Short task:
Below are the records; collect from them each line containing the string "Sensor".

-- begin Record list --

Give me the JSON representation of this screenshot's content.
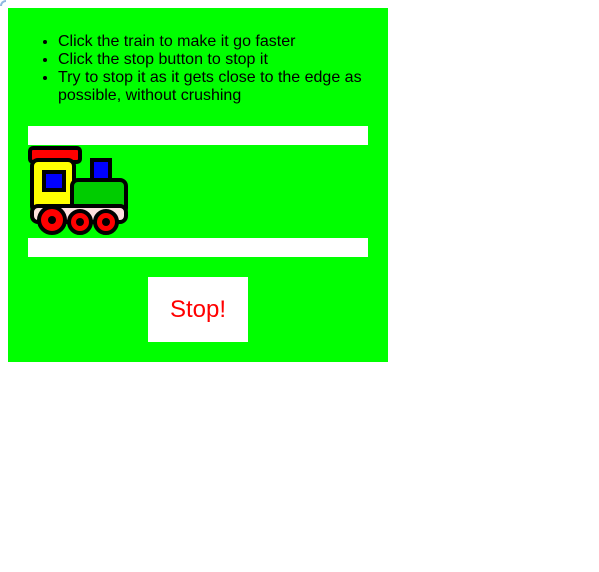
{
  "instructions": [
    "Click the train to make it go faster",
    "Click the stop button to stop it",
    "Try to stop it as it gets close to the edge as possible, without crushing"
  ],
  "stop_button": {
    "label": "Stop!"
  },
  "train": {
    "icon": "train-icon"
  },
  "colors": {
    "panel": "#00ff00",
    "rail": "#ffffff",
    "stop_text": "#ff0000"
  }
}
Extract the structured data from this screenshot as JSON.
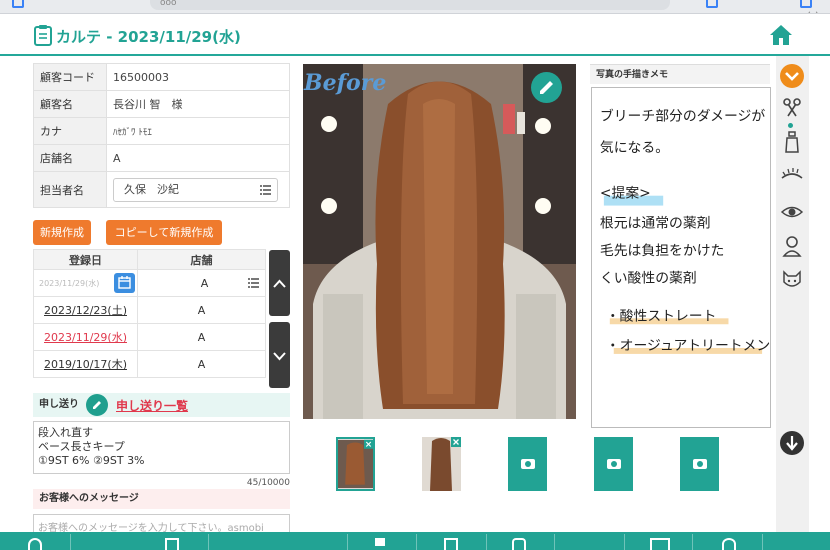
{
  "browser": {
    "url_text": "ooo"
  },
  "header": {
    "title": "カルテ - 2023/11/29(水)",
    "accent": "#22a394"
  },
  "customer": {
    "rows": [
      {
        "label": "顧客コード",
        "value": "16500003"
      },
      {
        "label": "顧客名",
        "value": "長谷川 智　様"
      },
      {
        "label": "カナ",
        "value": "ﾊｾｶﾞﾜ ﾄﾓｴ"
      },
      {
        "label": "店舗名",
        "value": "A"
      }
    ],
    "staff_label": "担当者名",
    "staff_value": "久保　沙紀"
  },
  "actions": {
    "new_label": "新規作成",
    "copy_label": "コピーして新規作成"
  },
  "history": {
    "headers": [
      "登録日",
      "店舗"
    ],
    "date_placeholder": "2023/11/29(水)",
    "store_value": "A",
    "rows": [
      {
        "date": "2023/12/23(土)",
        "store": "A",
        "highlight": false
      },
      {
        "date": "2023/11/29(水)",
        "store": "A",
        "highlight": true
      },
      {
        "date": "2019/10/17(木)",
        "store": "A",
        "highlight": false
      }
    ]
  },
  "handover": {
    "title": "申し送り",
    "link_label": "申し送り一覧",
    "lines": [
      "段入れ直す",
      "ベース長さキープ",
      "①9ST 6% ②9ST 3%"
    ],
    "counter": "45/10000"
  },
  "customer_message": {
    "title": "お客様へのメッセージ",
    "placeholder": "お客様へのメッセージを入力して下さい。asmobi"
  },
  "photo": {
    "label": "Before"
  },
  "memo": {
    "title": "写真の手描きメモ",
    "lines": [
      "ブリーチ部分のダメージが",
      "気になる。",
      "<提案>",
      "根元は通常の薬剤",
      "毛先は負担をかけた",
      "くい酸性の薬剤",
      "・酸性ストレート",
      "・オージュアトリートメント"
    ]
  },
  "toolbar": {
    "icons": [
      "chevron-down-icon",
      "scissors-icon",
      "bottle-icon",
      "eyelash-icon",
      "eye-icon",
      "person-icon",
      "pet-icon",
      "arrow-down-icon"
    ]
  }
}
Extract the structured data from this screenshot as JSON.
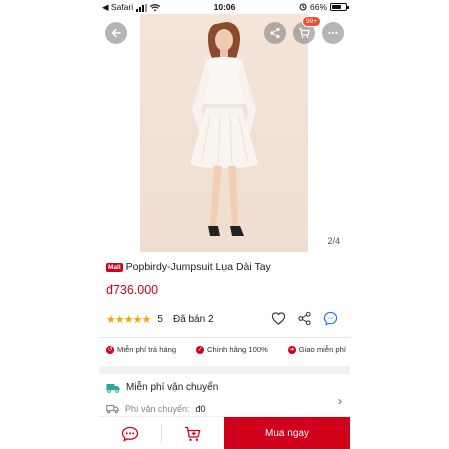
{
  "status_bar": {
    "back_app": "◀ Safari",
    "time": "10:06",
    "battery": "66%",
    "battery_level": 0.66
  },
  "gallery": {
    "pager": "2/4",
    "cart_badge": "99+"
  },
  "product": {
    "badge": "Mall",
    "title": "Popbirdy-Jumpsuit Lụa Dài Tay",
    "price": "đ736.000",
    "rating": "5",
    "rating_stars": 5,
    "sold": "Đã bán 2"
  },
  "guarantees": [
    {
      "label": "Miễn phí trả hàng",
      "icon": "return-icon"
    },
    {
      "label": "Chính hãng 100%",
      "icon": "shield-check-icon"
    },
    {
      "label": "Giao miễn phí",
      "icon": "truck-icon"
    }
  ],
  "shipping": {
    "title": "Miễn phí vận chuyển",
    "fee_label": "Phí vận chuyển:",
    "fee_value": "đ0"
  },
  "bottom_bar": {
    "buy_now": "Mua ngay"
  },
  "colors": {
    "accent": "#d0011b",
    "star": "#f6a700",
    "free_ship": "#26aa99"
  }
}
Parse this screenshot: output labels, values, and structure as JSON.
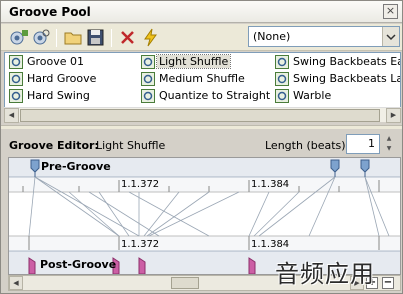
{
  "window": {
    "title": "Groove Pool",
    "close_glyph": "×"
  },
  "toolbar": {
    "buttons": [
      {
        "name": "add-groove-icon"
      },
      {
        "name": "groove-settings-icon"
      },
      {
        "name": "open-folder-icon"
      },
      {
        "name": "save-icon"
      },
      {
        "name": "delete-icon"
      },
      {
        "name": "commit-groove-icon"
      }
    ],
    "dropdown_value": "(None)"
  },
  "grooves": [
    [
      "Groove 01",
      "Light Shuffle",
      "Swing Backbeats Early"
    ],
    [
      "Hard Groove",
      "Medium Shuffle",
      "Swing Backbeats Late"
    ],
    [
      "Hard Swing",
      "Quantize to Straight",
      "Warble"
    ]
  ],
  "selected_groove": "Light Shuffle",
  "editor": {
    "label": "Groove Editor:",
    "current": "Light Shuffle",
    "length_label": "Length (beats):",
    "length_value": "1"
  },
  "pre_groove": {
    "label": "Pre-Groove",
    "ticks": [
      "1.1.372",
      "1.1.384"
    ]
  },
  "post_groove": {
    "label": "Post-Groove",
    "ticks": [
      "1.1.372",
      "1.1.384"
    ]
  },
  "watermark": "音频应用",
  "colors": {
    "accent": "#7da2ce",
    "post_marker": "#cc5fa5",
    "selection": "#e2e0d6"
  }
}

-- end Record list --
-- begin Record list --

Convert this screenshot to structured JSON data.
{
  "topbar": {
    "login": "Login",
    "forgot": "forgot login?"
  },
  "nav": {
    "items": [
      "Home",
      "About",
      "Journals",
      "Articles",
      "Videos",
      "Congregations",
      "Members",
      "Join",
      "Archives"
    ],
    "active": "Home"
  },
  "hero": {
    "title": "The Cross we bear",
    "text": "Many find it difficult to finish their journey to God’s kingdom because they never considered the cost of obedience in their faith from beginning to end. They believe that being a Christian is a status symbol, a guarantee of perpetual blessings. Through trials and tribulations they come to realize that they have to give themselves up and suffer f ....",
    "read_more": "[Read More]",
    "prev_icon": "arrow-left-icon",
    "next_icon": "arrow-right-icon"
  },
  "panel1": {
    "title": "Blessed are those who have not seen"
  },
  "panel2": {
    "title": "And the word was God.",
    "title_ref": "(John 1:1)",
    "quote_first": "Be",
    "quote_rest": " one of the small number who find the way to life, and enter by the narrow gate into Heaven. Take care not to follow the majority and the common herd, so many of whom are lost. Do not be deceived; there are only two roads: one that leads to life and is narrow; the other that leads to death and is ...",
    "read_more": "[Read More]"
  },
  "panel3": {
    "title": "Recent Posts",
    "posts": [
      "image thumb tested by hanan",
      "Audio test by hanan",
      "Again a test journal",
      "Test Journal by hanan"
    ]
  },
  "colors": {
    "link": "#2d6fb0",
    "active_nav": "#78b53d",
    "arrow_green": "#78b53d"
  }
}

-- end Record list --
-- begin Record list --

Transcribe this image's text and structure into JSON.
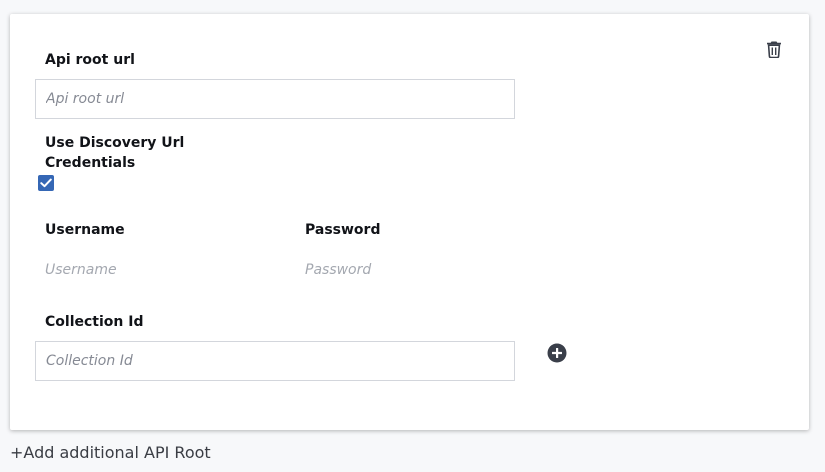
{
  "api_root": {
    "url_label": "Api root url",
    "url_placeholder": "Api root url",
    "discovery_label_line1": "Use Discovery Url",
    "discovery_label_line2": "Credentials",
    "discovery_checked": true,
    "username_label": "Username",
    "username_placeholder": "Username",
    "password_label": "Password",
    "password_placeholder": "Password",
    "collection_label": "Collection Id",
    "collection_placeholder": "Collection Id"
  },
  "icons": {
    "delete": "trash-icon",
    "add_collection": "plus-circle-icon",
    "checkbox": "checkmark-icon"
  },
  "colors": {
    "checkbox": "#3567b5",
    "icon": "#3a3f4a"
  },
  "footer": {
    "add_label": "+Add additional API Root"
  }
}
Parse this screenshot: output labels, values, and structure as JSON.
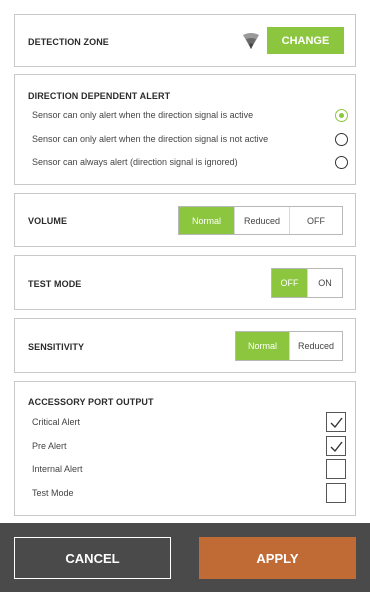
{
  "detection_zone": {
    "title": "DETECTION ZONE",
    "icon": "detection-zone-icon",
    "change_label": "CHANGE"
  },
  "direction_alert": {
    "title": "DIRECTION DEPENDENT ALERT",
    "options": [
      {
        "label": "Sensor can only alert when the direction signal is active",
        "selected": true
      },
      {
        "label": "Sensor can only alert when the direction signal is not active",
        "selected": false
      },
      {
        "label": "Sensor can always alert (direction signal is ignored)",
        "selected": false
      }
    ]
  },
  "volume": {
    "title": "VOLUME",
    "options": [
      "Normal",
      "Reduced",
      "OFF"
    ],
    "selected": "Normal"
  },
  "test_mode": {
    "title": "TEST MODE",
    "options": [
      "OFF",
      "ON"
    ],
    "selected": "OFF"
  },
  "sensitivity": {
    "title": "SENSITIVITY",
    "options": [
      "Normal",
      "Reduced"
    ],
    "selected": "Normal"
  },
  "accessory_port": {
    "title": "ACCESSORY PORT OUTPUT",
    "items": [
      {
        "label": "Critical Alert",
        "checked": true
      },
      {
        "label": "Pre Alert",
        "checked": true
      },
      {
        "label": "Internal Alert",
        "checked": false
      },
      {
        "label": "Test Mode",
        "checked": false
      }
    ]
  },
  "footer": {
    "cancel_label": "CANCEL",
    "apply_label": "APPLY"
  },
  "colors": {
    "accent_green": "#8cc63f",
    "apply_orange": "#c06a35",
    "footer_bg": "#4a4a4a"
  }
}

-- end Record list --

Response to this exercise:
        "label": "Sensor can only alert when the direction signal is active",
        "label": "Sensor can only alert when the direction signal is not active",
        "label": "Sensor can always alert (direction signal is ignored)",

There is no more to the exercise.